• **Task to complete**
Transcribe each record exactly. Include every one.

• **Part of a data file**

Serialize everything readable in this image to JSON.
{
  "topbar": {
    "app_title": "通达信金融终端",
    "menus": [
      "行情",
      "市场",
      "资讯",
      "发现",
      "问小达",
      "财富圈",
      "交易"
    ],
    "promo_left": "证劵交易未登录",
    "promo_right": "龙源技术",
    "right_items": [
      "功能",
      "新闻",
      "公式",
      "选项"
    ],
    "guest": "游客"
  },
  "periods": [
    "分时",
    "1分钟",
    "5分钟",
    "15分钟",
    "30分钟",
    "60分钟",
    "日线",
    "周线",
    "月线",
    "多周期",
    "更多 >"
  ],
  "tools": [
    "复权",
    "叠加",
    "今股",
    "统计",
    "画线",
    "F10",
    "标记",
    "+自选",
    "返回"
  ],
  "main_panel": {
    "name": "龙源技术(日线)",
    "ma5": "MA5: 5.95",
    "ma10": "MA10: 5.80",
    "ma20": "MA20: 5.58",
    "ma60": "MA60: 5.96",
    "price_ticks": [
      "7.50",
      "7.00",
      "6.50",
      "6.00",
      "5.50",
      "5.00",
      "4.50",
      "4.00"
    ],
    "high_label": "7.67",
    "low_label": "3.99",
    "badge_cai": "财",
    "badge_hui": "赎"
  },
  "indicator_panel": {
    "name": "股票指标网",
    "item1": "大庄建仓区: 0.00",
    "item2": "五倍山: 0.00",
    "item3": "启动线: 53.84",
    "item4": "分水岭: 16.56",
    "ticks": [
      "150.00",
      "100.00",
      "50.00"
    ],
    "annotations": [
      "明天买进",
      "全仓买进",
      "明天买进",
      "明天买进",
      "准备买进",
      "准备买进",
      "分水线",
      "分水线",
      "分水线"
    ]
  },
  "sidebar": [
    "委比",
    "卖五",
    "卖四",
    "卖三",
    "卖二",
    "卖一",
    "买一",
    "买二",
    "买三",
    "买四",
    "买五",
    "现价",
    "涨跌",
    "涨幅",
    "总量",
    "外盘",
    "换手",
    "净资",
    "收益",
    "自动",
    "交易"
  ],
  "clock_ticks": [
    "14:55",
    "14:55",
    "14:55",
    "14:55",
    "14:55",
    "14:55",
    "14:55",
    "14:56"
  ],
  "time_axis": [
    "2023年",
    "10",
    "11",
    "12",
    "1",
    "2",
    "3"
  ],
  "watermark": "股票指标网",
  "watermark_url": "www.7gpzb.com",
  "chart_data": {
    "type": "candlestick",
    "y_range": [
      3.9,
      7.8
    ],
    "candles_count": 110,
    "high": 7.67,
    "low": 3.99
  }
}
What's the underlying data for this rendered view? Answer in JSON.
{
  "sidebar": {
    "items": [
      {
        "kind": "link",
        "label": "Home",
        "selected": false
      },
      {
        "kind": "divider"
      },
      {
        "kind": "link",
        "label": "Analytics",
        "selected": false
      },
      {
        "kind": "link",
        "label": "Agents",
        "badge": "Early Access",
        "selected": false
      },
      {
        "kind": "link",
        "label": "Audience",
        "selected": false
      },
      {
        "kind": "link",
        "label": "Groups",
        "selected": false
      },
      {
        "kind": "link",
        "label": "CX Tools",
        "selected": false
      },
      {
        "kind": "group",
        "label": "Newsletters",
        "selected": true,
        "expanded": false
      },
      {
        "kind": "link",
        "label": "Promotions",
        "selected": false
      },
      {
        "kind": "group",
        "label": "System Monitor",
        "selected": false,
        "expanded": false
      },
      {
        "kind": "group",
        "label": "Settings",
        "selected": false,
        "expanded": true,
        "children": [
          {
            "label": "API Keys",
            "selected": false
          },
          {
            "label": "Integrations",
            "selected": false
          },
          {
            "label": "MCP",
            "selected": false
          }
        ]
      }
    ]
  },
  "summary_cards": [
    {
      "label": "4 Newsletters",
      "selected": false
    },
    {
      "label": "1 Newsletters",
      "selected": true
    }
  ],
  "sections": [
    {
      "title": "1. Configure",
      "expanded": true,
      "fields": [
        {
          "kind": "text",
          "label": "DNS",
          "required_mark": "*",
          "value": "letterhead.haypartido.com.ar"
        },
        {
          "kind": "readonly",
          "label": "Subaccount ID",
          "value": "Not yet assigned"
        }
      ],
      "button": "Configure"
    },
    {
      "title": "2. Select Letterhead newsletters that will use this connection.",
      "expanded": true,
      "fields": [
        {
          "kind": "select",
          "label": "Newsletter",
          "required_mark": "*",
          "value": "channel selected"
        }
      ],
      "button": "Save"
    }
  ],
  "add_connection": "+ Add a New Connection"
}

• **Reply to the exercise**
Serialize everything readable in this image to JSON.
{
  "topbar": {
    "app_title": "通达信金融终端",
    "menus": [
      "行情",
      "市场",
      "资讯",
      "发现",
      "问小达",
      "财富圈",
      "交易"
    ],
    "promo_left": "证劵交易未登录",
    "promo_right": "龙源技术",
    "right_items": [
      "功能",
      "新闻",
      "公式",
      "选项"
    ],
    "guest": "游客"
  },
  "periods": [
    "分时",
    "1分钟",
    "5分钟",
    "15分钟",
    "30分钟",
    "60分钟",
    "日线",
    "周线",
    "月线",
    "多周期",
    "更多 >"
  ],
  "tools": [
    "复权",
    "叠加",
    "今股",
    "统计",
    "画线",
    "F10",
    "标记",
    "+自选",
    "返回"
  ],
  "main_panel": {
    "name": "龙源技术(日线)",
    "ma5": "MA5: 5.95",
    "ma10": "MA10: 5.80",
    "ma20": "MA20: 5.58",
    "ma60": "MA60: 5.96",
    "price_ticks": [
      "7.50",
      "7.00",
      "6.50",
      "6.00",
      "5.50",
      "5.00",
      "4.50",
      "4.00"
    ],
    "high_label": "7.67",
    "low_label": "3.99",
    "badge_cai": "财",
    "badge_hui": "赎"
  },
  "indicator_panel": {
    "name": "股票指标网",
    "item1": "大庄建仓区: 0.00",
    "item2": "五倍山: 0.00",
    "item3": "启动线: 53.84",
    "item4": "分水岭: 16.56",
    "ticks": [
      "150.00",
      "100.00",
      "50.00"
    ],
    "annotations": [
      "明天买进",
      "全仓买进",
      "明天买进",
      "明天买进",
      "准备买进",
      "准备买进",
      "分水线",
      "分水线",
      "分水线"
    ]
  },
  "sidebar": [
    "委比",
    "卖五",
    "卖四",
    "卖三",
    "卖二",
    "卖一",
    "买一",
    "买二",
    "买三",
    "买四",
    "买五",
    "现价",
    "涨跌",
    "涨幅",
    "总量",
    "外盘",
    "换手",
    "净资",
    "收益",
    "自动",
    "交易"
  ],
  "clock_ticks": [
    "14:55",
    "14:55",
    "14:55",
    "14:55",
    "14:55",
    "14:55",
    "14:55",
    "14:56"
  ],
  "time_axis": [
    "2023年",
    "10",
    "11",
    "12",
    "1",
    "2",
    "3"
  ],
  "watermark": "股票指标网",
  "watermark_url": "www.7gpzb.com",
  "chart_data": {
    "type": "candlestick",
    "y_range": [
      3.9,
      7.8
    ],
    "candles_count": 110,
    "high": 7.67,
    "low": 3.99
  }
}
What's the underlying data for this rendered view? Answer in JSON.
{
  "sidebar": {
    "items": [
      {
        "kind": "link",
        "label": "Home",
        "selected": false
      },
      {
        "kind": "divider"
      },
      {
        "kind": "link",
        "label": "Analytics",
        "selected": false
      },
      {
        "kind": "link",
        "label": "Agents",
        "badge": "Early Access",
        "selected": false
      },
      {
        "kind": "link",
        "label": "Audience",
        "selected": false
      },
      {
        "kind": "link",
        "label": "Groups",
        "selected": false
      },
      {
        "kind": "link",
        "label": "CX Tools",
        "selected": false
      },
      {
        "kind": "group",
        "label": "Newsletters",
        "selected": true,
        "expanded": false
      },
      {
        "kind": "link",
        "label": "Promotions",
        "selected": false
      },
      {
        "kind": "group",
        "label": "System Monitor",
        "selected": false,
        "expanded": false
      },
      {
        "kind": "group",
        "label": "Settings",
        "selected": false,
        "expanded": true,
        "children": [
          {
            "label": "API Keys",
            "selected": false
          },
          {
            "label": "Integrations",
            "selected": false
          },
          {
            "label": "MCP",
            "selected": false
          }
        ]
      }
    ]
  },
  "summary_cards": [
    {
      "label": "4 Newsletters",
      "selected": false
    },
    {
      "label": "1 Newsletters",
      "selected": true
    }
  ],
  "sections": [
    {
      "title": "1. Configure",
      "expanded": true,
      "fields": [
        {
          "kind": "text",
          "label": "DNS",
          "required_mark": "*",
          "value": "letterhead.haypartido.com.ar"
        },
        {
          "kind": "readonly",
          "label": "Subaccount ID",
          "value": "Not yet assigned"
        }
      ],
      "button": "Configure"
    },
    {
      "title": "2. Select Letterhead newsletters that will use this connection.",
      "expanded": true,
      "fields": [
        {
          "kind": "select",
          "label": "Newsletter",
          "required_mark": "*",
          "value": "channel selected"
        }
      ],
      "button": "Save"
    }
  ],
  "add_connection": "+ Add a New Connection"
}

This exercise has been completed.